--- EXERCISE BRIEF ---
Copy out each line of the material below that holds the string "metres".

--- DATA FOR THIS EXERCISE ---
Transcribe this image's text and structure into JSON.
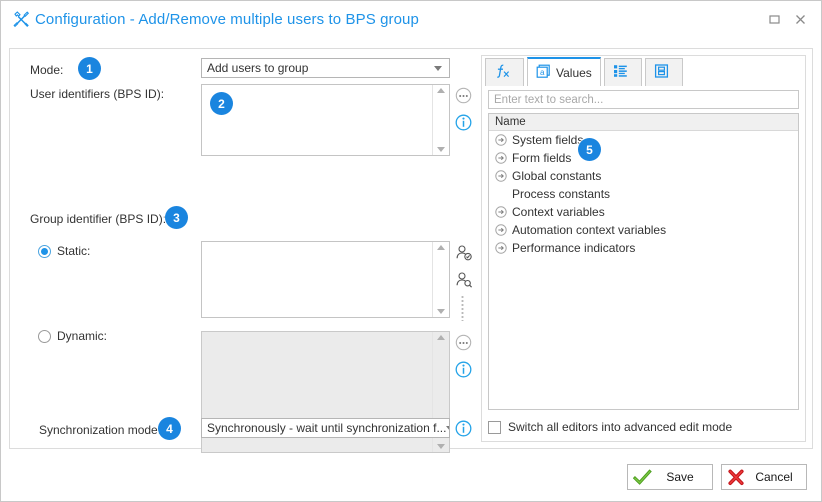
{
  "window": {
    "title": "Configuration - Add/Remove multiple users to BPS group",
    "title_icon": "tools-icon",
    "maximize_icon": "maximize-icon",
    "close_icon": "close-icon"
  },
  "form": {
    "mode_label": "Mode:",
    "mode_badge": "1",
    "mode_value": "Add users to group",
    "user_ids_label": "User identifiers (BPS ID):",
    "user_ids_badge": "2",
    "user_ids_value": "",
    "group_id_label": "Group identifier (BPS ID):",
    "group_id_badge": "3",
    "static_label": "Static:",
    "static_selected": true,
    "static_value": "",
    "dynamic_label": "Dynamic:",
    "dynamic_selected": false,
    "dynamic_value": "",
    "sync_label": "Synchronization mode:",
    "sync_badge": "4",
    "sync_value": "Synchronously - wait until synchronization f...",
    "icons": {
      "ellipsis": "ellipsis-icon",
      "info": "info-icon",
      "user_check": "user-check-icon",
      "user_search": "user-search-icon"
    }
  },
  "values_panel": {
    "tabs": [
      {
        "label": "",
        "icon": "function-fx-icon",
        "active": false
      },
      {
        "label": "Values",
        "icon": "values-document-icon",
        "active": true
      },
      {
        "label": "",
        "icon": "list-grid-icon",
        "active": false
      },
      {
        "label": "",
        "icon": "form-layout-icon",
        "active": false
      }
    ],
    "search_placeholder": "Enter text to search...",
    "tree_header": "Name",
    "tree_badge": "5",
    "tree_items": [
      {
        "label": "System fields",
        "expandable": true
      },
      {
        "label": "Form fields",
        "expandable": true
      },
      {
        "label": "Global constants",
        "expandable": true
      },
      {
        "label": "Process constants",
        "expandable": false
      },
      {
        "label": "Context variables",
        "expandable": true
      },
      {
        "label": "Automation context variables",
        "expandable": true
      },
      {
        "label": "Performance indicators",
        "expandable": true
      }
    ],
    "advanced_checkbox_label": "Switch all editors into advanced edit mode",
    "advanced_checkbox_checked": false
  },
  "footer": {
    "save_label": "Save",
    "save_icon": "green-check-icon",
    "cancel_label": "Cancel",
    "cancel_icon": "red-cross-icon"
  },
  "colors": {
    "accent": "#1e93e8",
    "badge": "#1a85df",
    "save": "#55a630",
    "cancel": "#cc2127"
  }
}
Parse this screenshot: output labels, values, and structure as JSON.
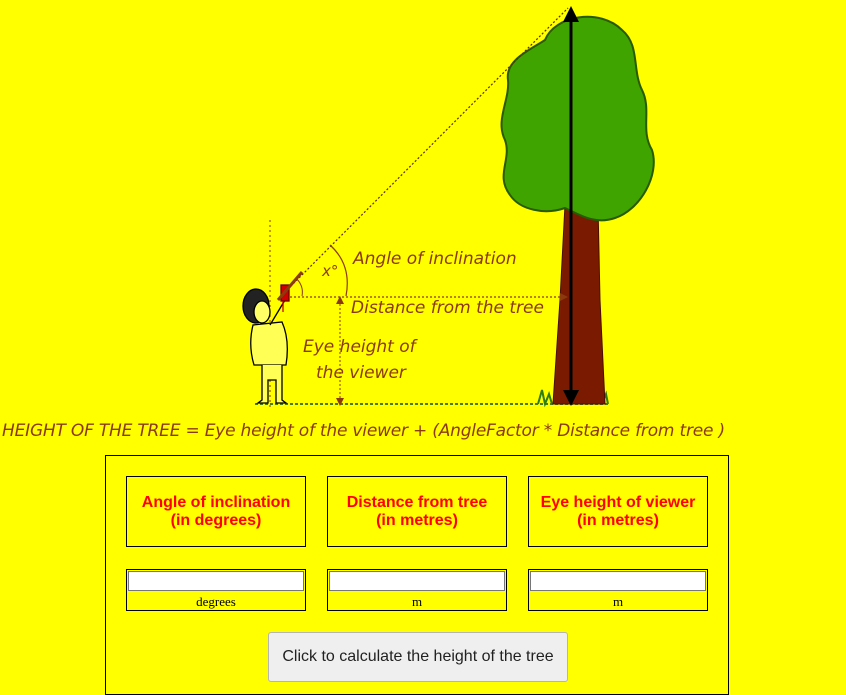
{
  "diagram": {
    "angle_label": "Angle of inclination",
    "angle_symbol": "x°",
    "distance_label": "Distance from the tree",
    "eye_height_label_line1": "Eye height of",
    "eye_height_label_line2": "the viewer"
  },
  "formula": "HEIGHT OF THE TREE =  Eye height of the viewer + (AngleFactor * Distance from tree )",
  "headers": {
    "angle_line1": "Angle of inclination",
    "angle_line2": "(in degrees)",
    "distance_line1": "Distance from tree",
    "distance_line2": "(in metres)",
    "eye_line1": "Eye height of viewer",
    "eye_line2": "(in metres)"
  },
  "inputs": {
    "angle_value": "",
    "angle_unit": "degrees",
    "distance_value": "",
    "distance_unit": "m",
    "eye_value": "",
    "eye_unit": "m"
  },
  "button_label": "Click to calculate the height of the tree",
  "colors": {
    "background": "#ffff00",
    "label_brown": "#8b3a0e",
    "header_red": "#ff0000",
    "foliage_green": "#3fa400",
    "trunk_brown": "#7a1a00"
  }
}
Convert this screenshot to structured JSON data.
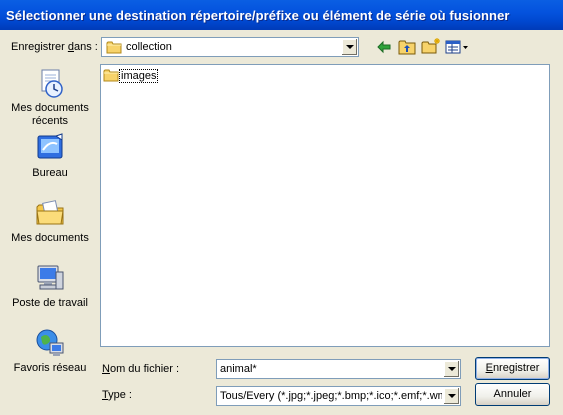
{
  "window": {
    "title": "Sélectionner une destination répertoire/préfixe ou élément de série où fusionner"
  },
  "save_in": {
    "label_prefix": "Enregistrer ",
    "label_accel": "d",
    "label_suffix": "ans :",
    "value": "collection"
  },
  "places": [
    {
      "label_line1": "Mes documents",
      "label_line2": "récents",
      "icon": "recent-documents-icon"
    },
    {
      "label_line1": "Bureau",
      "label_line2": "",
      "icon": "desktop-icon"
    },
    {
      "label_line1": "Mes documents",
      "label_line2": "",
      "icon": "my-documents-icon"
    },
    {
      "label_line1": "Poste de travail",
      "label_line2": "",
      "icon": "my-computer-icon"
    },
    {
      "label_line1": "Favoris réseau",
      "label_line2": "",
      "icon": "network-places-icon"
    }
  ],
  "files": [
    {
      "name": "images",
      "icon": "folder-icon"
    }
  ],
  "filename": {
    "label_accel": "N",
    "label_rest": "om du fichier :",
    "value": "animal*"
  },
  "filetype": {
    "label_accel": "T",
    "label_rest": "ype :",
    "value": "Tous/Every (*.jpg;*.jpeg;*.bmp;*.ico;*.emf;*.wml"
  },
  "buttons": {
    "save_accel": "E",
    "save_rest": "nregistrer",
    "cancel": "Annuler"
  }
}
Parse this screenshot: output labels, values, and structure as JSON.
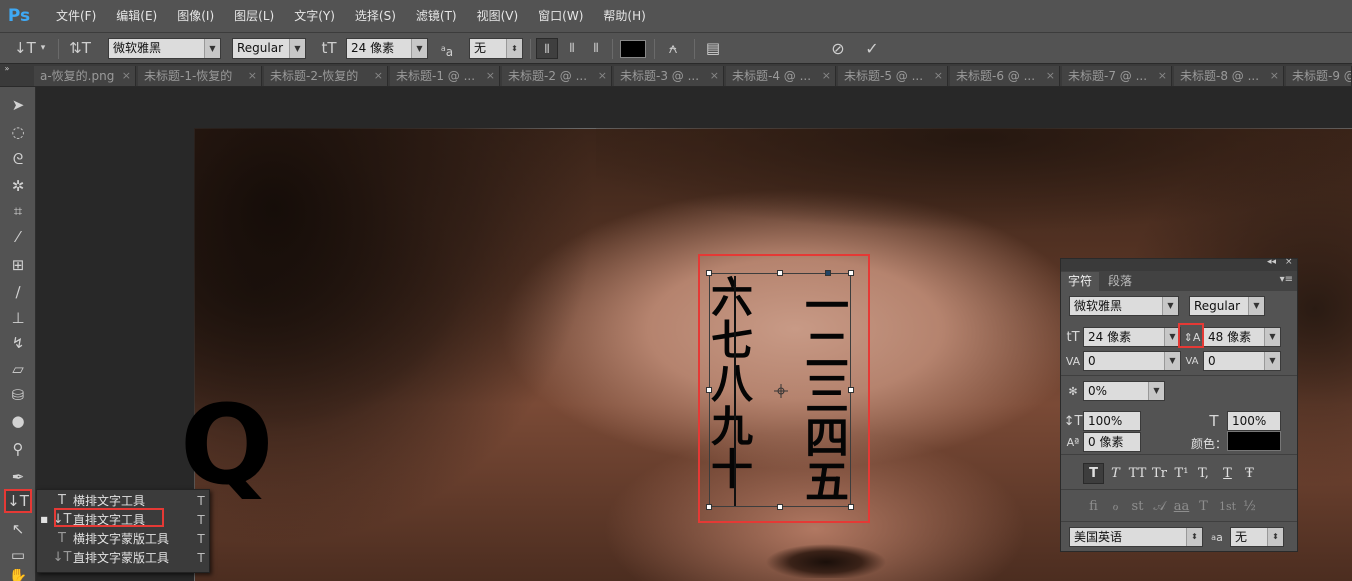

--- PROBLEM SOLUTION ---
    "distance_line2": "(in metres)",
    "eye_line2": "(in metres)"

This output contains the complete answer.